### PROVIDED DATA
————
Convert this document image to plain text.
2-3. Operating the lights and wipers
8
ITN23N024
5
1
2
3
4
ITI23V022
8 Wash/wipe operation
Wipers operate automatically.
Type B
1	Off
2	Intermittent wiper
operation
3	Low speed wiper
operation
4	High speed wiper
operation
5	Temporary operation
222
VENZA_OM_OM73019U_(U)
————
### PROBLEM REQUIREMENTS
Print out every record again, exactly and in full.

### FINAL RESULT
Convert this document image to plain text.
2-3. Operating the lights and wipers
8
ITN23N024
5
1
2
3
4
ITI23V022
8 Wash/wipe operation
Wipers operate automatically.
Type B
1	Off
2	Intermittent wiper
operation
3	Low speed wiper
operation
4	High speed wiper
operation
5	Temporary operation
222
VENZA_OM_OM73019U_(U)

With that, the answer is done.